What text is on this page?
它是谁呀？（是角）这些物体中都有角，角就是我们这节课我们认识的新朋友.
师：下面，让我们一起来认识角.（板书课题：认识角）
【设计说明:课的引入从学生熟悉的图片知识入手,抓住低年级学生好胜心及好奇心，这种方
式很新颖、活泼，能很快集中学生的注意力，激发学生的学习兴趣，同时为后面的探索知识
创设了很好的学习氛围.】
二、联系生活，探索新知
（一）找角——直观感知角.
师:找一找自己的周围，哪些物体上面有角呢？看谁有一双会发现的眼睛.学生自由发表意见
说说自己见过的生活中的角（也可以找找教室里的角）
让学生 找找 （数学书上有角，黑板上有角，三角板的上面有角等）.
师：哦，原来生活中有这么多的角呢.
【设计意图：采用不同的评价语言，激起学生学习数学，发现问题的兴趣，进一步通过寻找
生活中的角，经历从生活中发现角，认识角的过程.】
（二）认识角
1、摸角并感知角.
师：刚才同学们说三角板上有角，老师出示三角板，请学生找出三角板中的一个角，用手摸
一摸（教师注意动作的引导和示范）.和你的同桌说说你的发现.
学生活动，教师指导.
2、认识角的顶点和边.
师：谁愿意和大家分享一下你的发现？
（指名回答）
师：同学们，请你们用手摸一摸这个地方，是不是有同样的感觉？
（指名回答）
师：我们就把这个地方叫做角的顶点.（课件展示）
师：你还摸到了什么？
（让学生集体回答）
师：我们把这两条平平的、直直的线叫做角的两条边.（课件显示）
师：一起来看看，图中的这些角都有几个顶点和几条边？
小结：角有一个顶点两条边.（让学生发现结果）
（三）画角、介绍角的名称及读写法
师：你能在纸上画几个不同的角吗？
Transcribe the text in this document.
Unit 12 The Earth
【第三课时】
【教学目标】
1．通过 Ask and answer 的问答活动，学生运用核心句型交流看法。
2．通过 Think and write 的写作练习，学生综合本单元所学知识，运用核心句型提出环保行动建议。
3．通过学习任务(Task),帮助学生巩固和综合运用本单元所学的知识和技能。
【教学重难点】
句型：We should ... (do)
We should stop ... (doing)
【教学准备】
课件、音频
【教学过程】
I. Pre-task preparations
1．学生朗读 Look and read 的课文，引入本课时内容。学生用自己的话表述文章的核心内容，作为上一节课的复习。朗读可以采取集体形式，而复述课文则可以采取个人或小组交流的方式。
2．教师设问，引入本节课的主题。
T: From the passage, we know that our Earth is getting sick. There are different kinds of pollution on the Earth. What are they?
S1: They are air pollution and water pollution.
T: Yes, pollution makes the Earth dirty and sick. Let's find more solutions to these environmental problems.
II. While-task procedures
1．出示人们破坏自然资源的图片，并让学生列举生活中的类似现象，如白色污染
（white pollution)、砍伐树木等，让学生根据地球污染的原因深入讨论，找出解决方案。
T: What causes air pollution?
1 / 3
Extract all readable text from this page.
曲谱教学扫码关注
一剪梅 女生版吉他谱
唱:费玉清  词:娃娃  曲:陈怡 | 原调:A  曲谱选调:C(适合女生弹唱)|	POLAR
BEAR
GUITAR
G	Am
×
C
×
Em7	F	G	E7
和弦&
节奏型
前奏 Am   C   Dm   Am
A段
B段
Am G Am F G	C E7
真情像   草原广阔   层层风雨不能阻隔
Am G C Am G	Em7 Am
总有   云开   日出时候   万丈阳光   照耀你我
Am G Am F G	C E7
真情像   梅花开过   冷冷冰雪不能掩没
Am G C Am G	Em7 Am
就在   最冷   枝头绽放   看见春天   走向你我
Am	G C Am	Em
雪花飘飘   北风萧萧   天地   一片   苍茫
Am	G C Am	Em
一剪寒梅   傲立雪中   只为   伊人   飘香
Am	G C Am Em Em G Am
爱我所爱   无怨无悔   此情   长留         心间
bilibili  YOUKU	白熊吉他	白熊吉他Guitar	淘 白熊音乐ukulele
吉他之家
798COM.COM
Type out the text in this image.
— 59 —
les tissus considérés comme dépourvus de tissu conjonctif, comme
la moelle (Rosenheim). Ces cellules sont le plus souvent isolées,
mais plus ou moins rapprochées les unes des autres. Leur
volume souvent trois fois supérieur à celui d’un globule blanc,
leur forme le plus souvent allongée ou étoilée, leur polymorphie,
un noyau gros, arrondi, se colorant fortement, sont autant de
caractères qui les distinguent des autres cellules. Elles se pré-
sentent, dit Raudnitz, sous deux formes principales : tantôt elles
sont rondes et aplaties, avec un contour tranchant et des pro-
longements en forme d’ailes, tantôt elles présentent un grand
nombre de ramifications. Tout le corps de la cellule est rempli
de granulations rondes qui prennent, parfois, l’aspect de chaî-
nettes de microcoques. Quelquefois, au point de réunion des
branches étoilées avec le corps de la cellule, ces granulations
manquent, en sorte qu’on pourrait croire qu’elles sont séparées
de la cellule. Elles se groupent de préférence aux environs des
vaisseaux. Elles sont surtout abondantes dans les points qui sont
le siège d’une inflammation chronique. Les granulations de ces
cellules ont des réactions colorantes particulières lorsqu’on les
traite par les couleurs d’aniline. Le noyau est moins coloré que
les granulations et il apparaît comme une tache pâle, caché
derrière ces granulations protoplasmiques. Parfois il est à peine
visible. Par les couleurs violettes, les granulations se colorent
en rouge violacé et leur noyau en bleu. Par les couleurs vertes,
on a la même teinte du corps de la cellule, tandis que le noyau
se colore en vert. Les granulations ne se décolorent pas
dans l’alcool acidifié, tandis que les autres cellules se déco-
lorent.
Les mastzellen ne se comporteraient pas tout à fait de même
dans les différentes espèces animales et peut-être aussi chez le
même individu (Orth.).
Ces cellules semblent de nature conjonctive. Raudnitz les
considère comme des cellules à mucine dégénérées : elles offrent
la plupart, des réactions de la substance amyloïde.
┄┄┄┄┄┄┄┄┄┄
[Request] Every entry above needs to be quoted exactly.

[Exercise output]
What text is on this page?
它是谁呀？（是角）这些物体中都有角，角就是我们这节课我们认识的新朋友.
师：下面，让我们一起来认识角.（板书课题：认识角）
【设计说明:课的引入从学生熟悉的图片知识入手,抓住低年级学生好胜心及好奇心，这种方
式很新颖、活泼，能很快集中学生的注意力，激发学生的学习兴趣，同时为后面的探索知识
创设了很好的学习氛围.】
二、联系生活，探索新知
（一）找角——直观感知角.
师:找一找自己的周围，哪些物体上面有角呢？看谁有一双会发现的眼睛.学生自由发表意见
说说自己见过的生活中的角（也可以找找教室里的角）
让学生 找找 （数学书上有角，黑板上有角，三角板的上面有角等）.
师：哦，原来生活中有这么多的角呢.
【设计意图：采用不同的评价语言，激起学生学习数学，发现问题的兴趣，进一步通过寻找
生活中的角，经历从生活中发现角，认识角的过程.】
（二）认识角
1、摸角并感知角.
师：刚才同学们说三角板上有角，老师出示三角板，请学生找出三角板中的一个角，用手摸
一摸（教师注意动作的引导和示范）.和你的同桌说说你的发现.
学生活动，教师指导.
2、认识角的顶点和边.
师：谁愿意和大家分享一下你的发现？
（指名回答）
师：同学们，请你们用手摸一摸这个地方，是不是有同样的感觉？
（指名回答）
师：我们就把这个地方叫做角的顶点.（课件展示）
师：你还摸到了什么？
（让学生集体回答）
师：我们把这两条平平的、直直的线叫做角的两条边.（课件显示）
师：一起来看看，图中的这些角都有几个顶点和几条边？
小结：角有一个顶点两条边.（让学生发现结果）
（三）画角、介绍角的名称及读写法
师：你能在纸上画几个不同的角吗？
Transcribe the text in this document.
Unit 12 The Earth
【第三课时】
【教学目标】
1．通过 Ask and answer 的问答活动，学生运用核心句型交流看法。
2．通过 Think and write 的写作练习，学生综合本单元所学知识，运用核心句型提出环保行动建议。
3．通过学习任务(Task),帮助学生巩固和综合运用本单元所学的知识和技能。
【教学重难点】
句型：We should ... (do)
We should stop ... (doing)
【教学准备】
课件、音频
【教学过程】
I. Pre-task preparations
1．学生朗读 Look and read 的课文，引入本课时内容。学生用自己的话表述文章的核心内容，作为上一节课的复习。朗读可以采取集体形式，而复述课文则可以采取个人或小组交流的方式。
2．教师设问，引入本节课的主题。
T: From the passage, we know that our Earth is getting sick. There are different kinds of pollution on the Earth. What are they?
S1: They are air pollution and water pollution.
T: Yes, pollution makes the Earth dirty and sick. Let's find more solutions to these environmental problems.
II. While-task procedures
1．出示人们破坏自然资源的图片，并让学生列举生活中的类似现象，如白色污染
（white pollution)、砍伐树木等，让学生根据地球污染的原因深入讨论，找出解决方案。
T: What causes air pollution?
1 / 3
Extract all readable text from this page.
曲谱教学扫码关注
一剪梅 女生版吉他谱
唱:费玉清  词:娃娃  曲:陈怡 | 原调:A  曲谱选调:C(适合女生弹唱)|	POLAR
BEAR
GUITAR
G	Am
×
C
×
Em7	F	G	E7
和弦&
节奏型
前奏 Am   C   Dm   Am
A段
B段
Am G Am F G	C E7
真情像   草原广阔   层层风雨不能阻隔
Am G C Am G	Em7 Am
总有   云开   日出时候   万丈阳光   照耀你我
Am G Am F G	C E7
真情像   梅花开过   冷冷冰雪不能掩没
Am G C Am G	Em7 Am
就在   最冷   枝头绽放   看见春天   走向你我
Am	G C Am	Em
雪花飘飘   北风萧萧   天地   一片   苍茫
Am	G C Am	Em
一剪寒梅   傲立雪中   只为   伊人   飘香
Am	G C Am Em Em G Am
爱我所爱   无怨无悔   此情   长留         心间
bilibili  YOUKU	白熊吉他	白熊吉他Guitar	淘 白熊音乐ukulele
吉他之家
798COM.COM
Type out the text in this image.
— 59 —
les tissus considérés comme dépourvus de tissu conjonctif, comme
la moelle (Rosenheim). Ces cellules sont le plus souvent isolées,
mais plus ou moins rapprochées les unes des autres. Leur
volume souvent trois fois supérieur à celui d’un globule blanc,
leur forme le plus souvent allongée ou étoilée, leur polymorphie,
un noyau gros, arrondi, se colorant fortement, sont autant de
caractères qui les distinguent des autres cellules. Elles se pré-
sentent, dit Raudnitz, sous deux formes principales : tantôt elles
sont rondes et aplaties, avec un contour tranchant et des pro-
longements en forme d’ailes, tantôt elles présentent un grand
nombre de ramifications. Tout le corps de la cellule est rempli
de granulations rondes qui prennent, parfois, l’aspect de chaî-
nettes de microcoques. Quelquefois, au point de réunion des
branches étoilées avec le corps de la cellule, ces granulations
manquent, en sorte qu’on pourrait croire qu’elles sont séparées
de la cellule. Elles se groupent de préférence aux environs des
vaisseaux. Elles sont surtout abondantes dans les points qui sont
le siège d’une inflammation chronique. Les granulations de ces
cellules ont des réactions colorantes particulières lorsqu’on les
traite par les couleurs d’aniline. Le noyau est moins coloré que
les granulations et il apparaît comme une tache pâle, caché
derrière ces granulations protoplasmiques. Parfois il est à peine
visible. Par les couleurs violettes, les granulations se colorent
en rouge violacé et leur noyau en bleu. Par les couleurs vertes,
on a la même teinte du corps de la cellule, tandis que le noyau
se colore en vert. Les granulations ne se décolorent pas
dans l’alcool acidifié, tandis que les autres cellules se déco-
lorent.
Les mastzellen ne se comporteraient pas tout à fait de même
dans les différentes espèces animales et peut-être aussi chez le
même individu (Orth.).
Ces cellules semblent de nature conjonctive. Raudnitz les
considère comme des cellules à mucine dégénérées : elles offrent
la plupart, des réactions de la substance amyloïde.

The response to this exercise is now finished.